▶ _AVAILABLE DATA_:

┏━━

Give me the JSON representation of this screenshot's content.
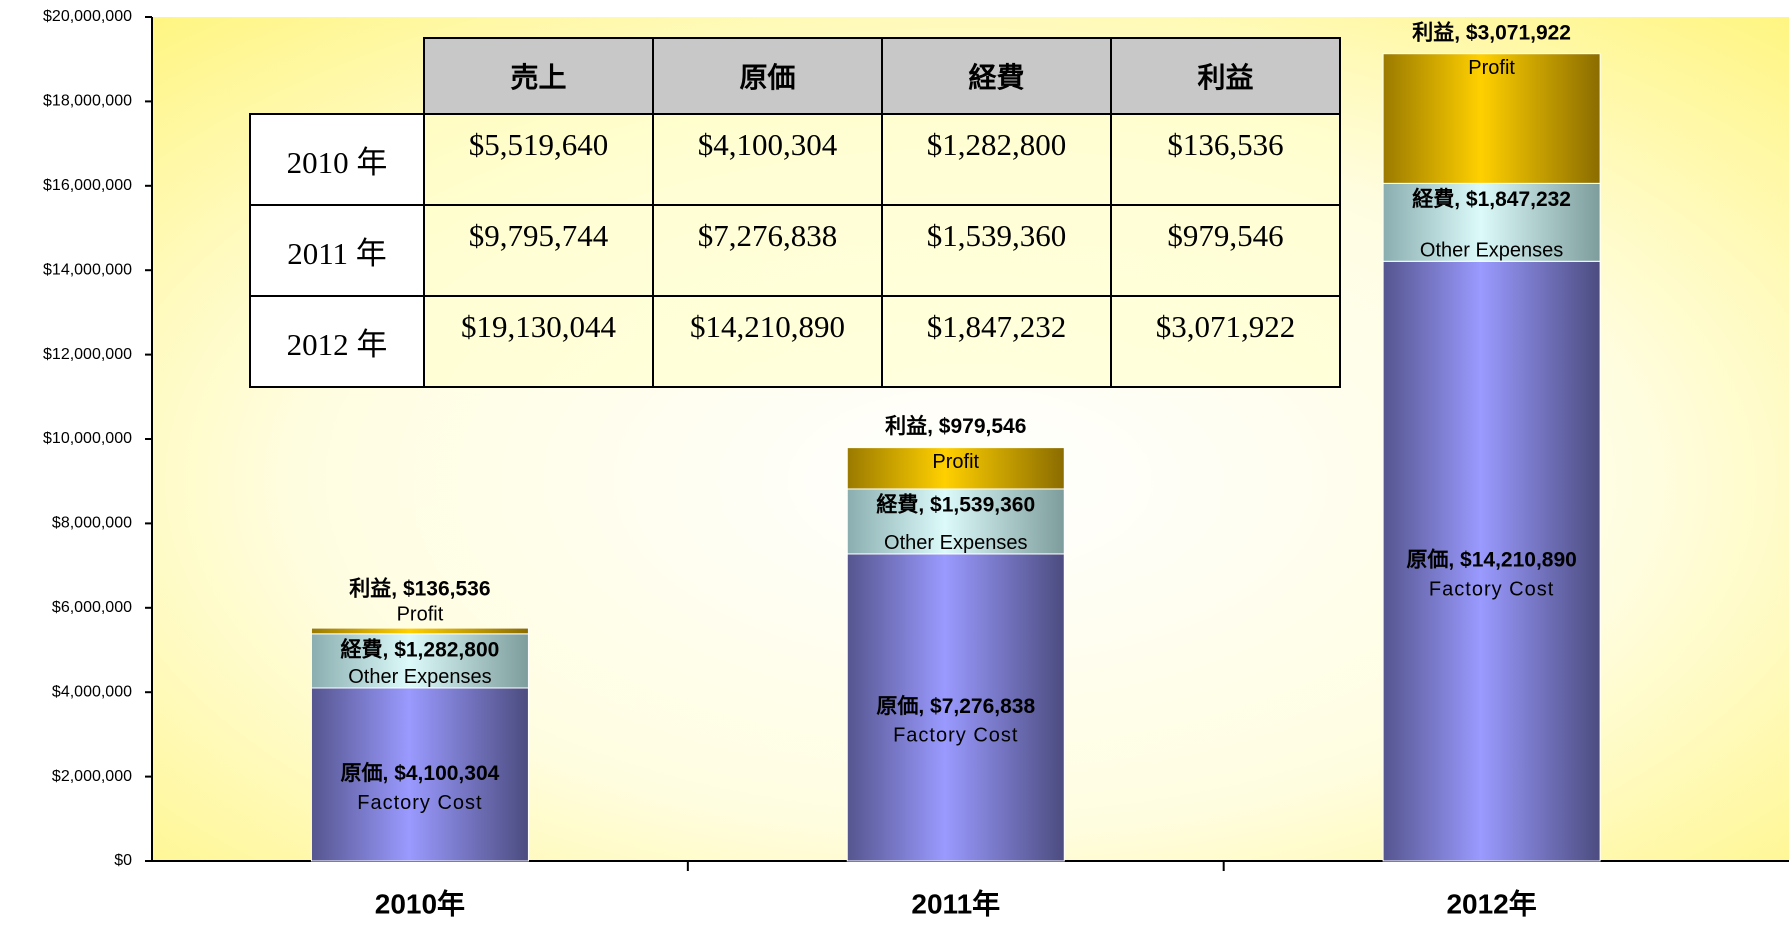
{
  "chart_data": {
    "type": "stacked_bar",
    "categories": [
      "2010年",
      "2011年",
      "2012年"
    ],
    "series": [
      {
        "name": "Factory Cost",
        "color": "#9a9aff",
        "values": [
          4100304,
          7276838,
          14210890
        ],
        "value_labels": [
          "原価, $4,100,304",
          "原価, $7,276,838",
          "原価, $14,210,890"
        ]
      },
      {
        "name": "Other Expenses",
        "color": "#dcfafa",
        "values": [
          1282800,
          1539360,
          1847232
        ],
        "value_labels": [
          "経費, $1,282,800",
          "経費, $1,539,360",
          "経費, $1,847,232"
        ]
      },
      {
        "name": "Profit",
        "color": "#ffd000",
        "values": [
          136536,
          979546,
          3071922
        ],
        "value_labels": [
          "利益, $136,536",
          "利益, $979,546",
          "利益, $3,071,922"
        ]
      }
    ],
    "ylim": [
      0,
      20000000
    ],
    "yticks": [
      {
        "value": 0,
        "label": "$0"
      },
      {
        "value": 2000000,
        "label": "$2,000,000"
      },
      {
        "value": 4000000,
        "label": "$4,000,000"
      },
      {
        "value": 6000000,
        "label": "$6,000,000"
      },
      {
        "value": 8000000,
        "label": "$8,000,000"
      },
      {
        "value": 10000000,
        "label": "$10,000,000"
      },
      {
        "value": 12000000,
        "label": "$12,000,000"
      },
      {
        "value": 14000000,
        "label": "$14,000,000"
      },
      {
        "value": 16000000,
        "label": "$16,000,000"
      },
      {
        "value": 18000000,
        "label": "$18,000,000"
      },
      {
        "value": 20000000,
        "label": "$20,000,000"
      }
    ],
    "grid": false
  },
  "table": {
    "columns": [
      "売上",
      "原価",
      "経費",
      "利益"
    ],
    "rows": [
      {
        "label": "2010 年",
        "cells": [
          "$5,519,640",
          "$4,100,304",
          "$1,282,800",
          "$136,536"
        ]
      },
      {
        "label": "2011 年",
        "cells": [
          "$9,795,744",
          "$7,276,838",
          "$1,539,360",
          "$979,546"
        ]
      },
      {
        "label": "2012 年",
        "cells": [
          "$19,130,044",
          "$14,210,890",
          "$1,847,232",
          "$3,071,922"
        ]
      }
    ]
  }
}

┗━━

▶ _REQUEST_: Reproduce each line of the material containing the word "color".

▶ _ANSWER_:
        "color": "#9a9aff",
        "color": "#dcfafa",
        "color": "#ffd000",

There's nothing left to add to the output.